* _Directions_:
Lines that contain the string "screenshot" are to be copied; leave out all others.

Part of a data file
>>>>
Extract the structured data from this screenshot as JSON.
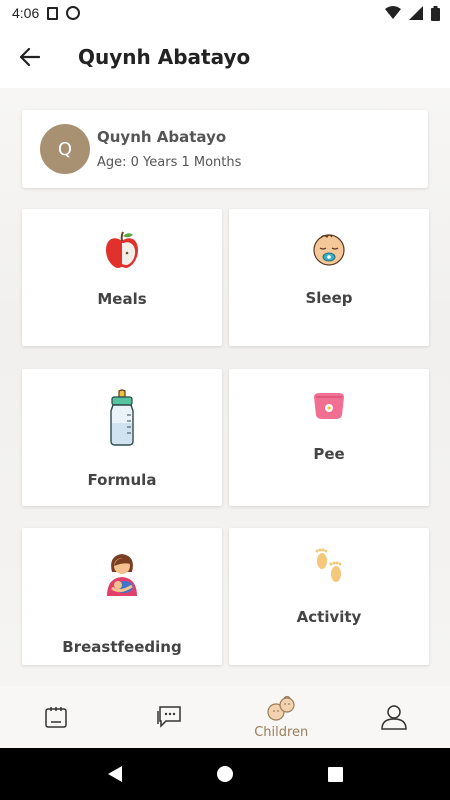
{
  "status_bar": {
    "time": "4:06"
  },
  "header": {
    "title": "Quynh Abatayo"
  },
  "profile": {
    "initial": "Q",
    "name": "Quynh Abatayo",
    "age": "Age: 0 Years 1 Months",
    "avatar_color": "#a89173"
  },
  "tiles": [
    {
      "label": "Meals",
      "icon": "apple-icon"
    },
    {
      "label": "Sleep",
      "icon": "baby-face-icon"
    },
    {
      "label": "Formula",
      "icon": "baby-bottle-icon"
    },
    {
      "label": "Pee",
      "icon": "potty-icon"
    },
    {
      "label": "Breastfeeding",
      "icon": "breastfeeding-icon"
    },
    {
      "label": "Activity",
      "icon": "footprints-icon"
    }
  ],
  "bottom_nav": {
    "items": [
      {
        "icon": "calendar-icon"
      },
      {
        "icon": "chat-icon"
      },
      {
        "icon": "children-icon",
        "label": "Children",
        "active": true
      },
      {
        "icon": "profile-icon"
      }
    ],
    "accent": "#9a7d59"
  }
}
<<<<
>>>>
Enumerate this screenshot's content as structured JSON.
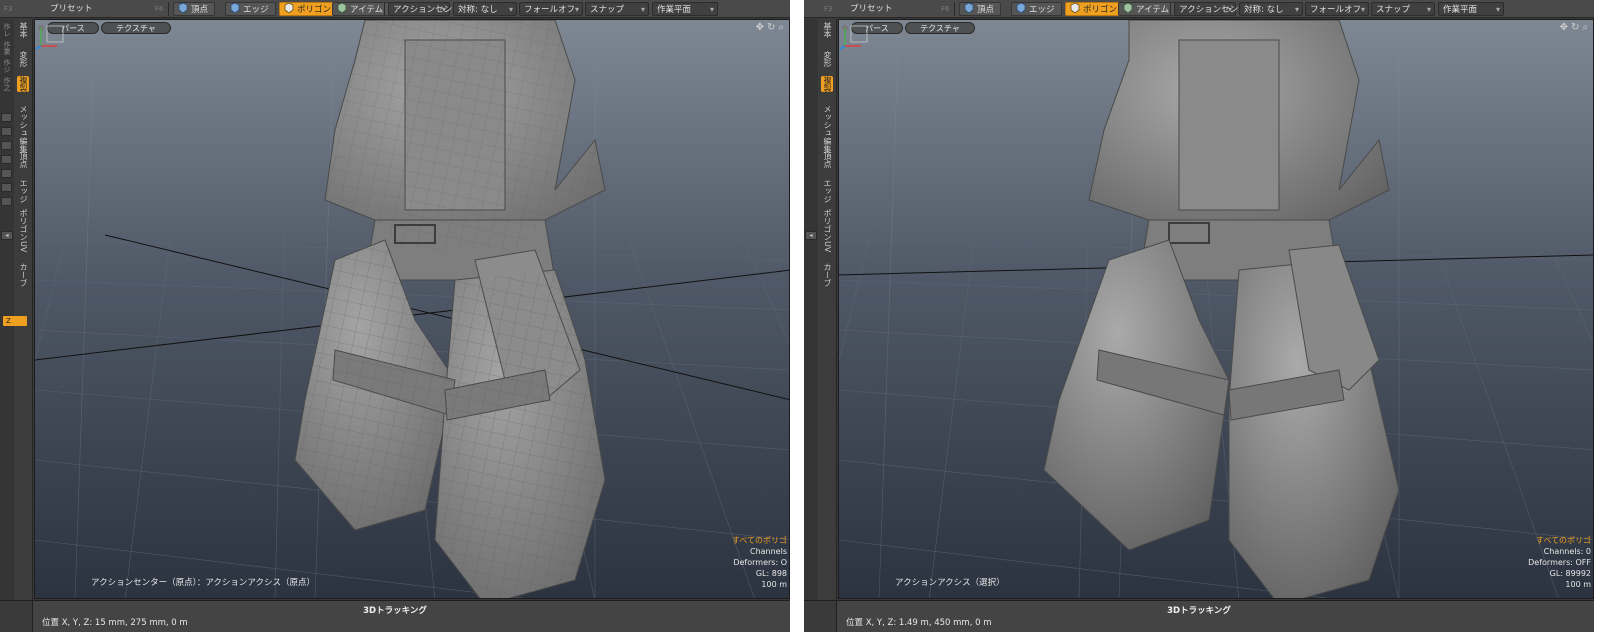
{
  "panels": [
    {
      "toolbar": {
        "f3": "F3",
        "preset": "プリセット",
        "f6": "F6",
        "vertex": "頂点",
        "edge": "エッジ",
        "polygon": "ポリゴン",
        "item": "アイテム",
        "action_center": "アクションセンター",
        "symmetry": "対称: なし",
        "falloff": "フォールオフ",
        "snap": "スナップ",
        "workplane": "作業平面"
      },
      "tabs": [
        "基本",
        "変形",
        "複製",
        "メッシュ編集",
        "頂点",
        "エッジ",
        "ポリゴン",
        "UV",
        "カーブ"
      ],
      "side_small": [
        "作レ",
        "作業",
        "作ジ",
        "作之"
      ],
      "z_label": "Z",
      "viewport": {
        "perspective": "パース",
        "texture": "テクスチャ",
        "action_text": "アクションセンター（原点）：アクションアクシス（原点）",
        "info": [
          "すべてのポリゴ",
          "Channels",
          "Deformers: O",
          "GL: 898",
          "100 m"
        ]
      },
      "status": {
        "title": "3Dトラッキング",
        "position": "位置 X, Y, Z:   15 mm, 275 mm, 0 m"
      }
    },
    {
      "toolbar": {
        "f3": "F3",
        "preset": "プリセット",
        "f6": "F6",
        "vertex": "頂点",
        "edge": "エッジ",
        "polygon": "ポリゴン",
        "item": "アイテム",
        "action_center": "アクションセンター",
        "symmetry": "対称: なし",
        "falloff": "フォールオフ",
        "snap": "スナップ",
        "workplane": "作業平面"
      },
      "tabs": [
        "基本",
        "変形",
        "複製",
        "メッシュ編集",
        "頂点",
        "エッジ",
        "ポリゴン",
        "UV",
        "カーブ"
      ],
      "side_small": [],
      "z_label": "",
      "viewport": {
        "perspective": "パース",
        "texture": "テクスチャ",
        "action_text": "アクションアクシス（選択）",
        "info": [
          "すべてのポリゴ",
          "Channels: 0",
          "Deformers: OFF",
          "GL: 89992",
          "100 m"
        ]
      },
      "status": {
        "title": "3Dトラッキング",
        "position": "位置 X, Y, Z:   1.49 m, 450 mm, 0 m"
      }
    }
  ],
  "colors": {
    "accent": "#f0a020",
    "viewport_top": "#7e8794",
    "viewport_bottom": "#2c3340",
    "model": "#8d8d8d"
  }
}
<<<<
* _Answer_:
Extract the structured data from this screenshot as JSON.
Enumerate this screenshot's content as structured JSON.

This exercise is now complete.